Job: Transcribe the records that follow in their entirety, omitting any pictures.

====== Dataset

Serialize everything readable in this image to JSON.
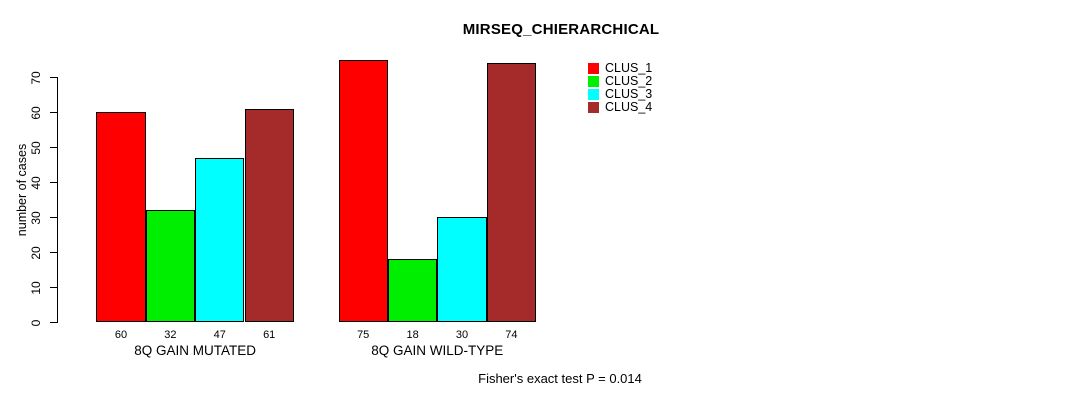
{
  "chart_data": {
    "type": "bar",
    "title": "MIRSEQ_CHIERARCHICAL",
    "ylabel": "number of cases",
    "xlabel": "",
    "ylim": [
      0,
      70
    ],
    "yticks": [
      0,
      10,
      20,
      30,
      40,
      50,
      60,
      70
    ],
    "grid": false,
    "legend_position": "top-right",
    "categories": [
      "8Q GAIN MUTATED",
      "8Q GAIN WILD-TYPE"
    ],
    "series": [
      {
        "name": "CLUS_1",
        "color": "#FF0000",
        "values": [
          60,
          75
        ]
      },
      {
        "name": "CLUS_2",
        "color": "#00EE00",
        "values": [
          32,
          18
        ]
      },
      {
        "name": "CLUS_3",
        "color": "#00FFFF",
        "values": [
          47,
          30
        ]
      },
      {
        "name": "CLUS_4",
        "color": "#A52A2A",
        "values": [
          61,
          74
        ]
      }
    ],
    "bar_border_color": "#000000",
    "bar_value_labels_shown": true,
    "annotation": "Fisher's exact test P = 0.014"
  }
}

============

Answer to the exercise:
Serialize everything readable in this image to JSON.
{
  "chart_data": {
    "type": "bar",
    "title": "MIRSEQ_CHIERARCHICAL",
    "ylabel": "number of cases",
    "xlabel": "",
    "ylim": [
      0,
      70
    ],
    "yticks": [
      0,
      10,
      20,
      30,
      40,
      50,
      60,
      70
    ],
    "grid": false,
    "legend_position": "top-right",
    "categories": [
      "8Q GAIN MUTATED",
      "8Q GAIN WILD-TYPE"
    ],
    "series": [
      {
        "name": "CLUS_1",
        "color": "#FF0000",
        "values": [
          60,
          75
        ]
      },
      {
        "name": "CLUS_2",
        "color": "#00EE00",
        "values": [
          32,
          18
        ]
      },
      {
        "name": "CLUS_3",
        "color": "#00FFFF",
        "values": [
          47,
          30
        ]
      },
      {
        "name": "CLUS_4",
        "color": "#A52A2A",
        "values": [
          61,
          74
        ]
      }
    ],
    "bar_border_color": "#000000",
    "bar_value_labels_shown": true,
    "annotation": "Fisher's exact test P = 0.014"
  }
}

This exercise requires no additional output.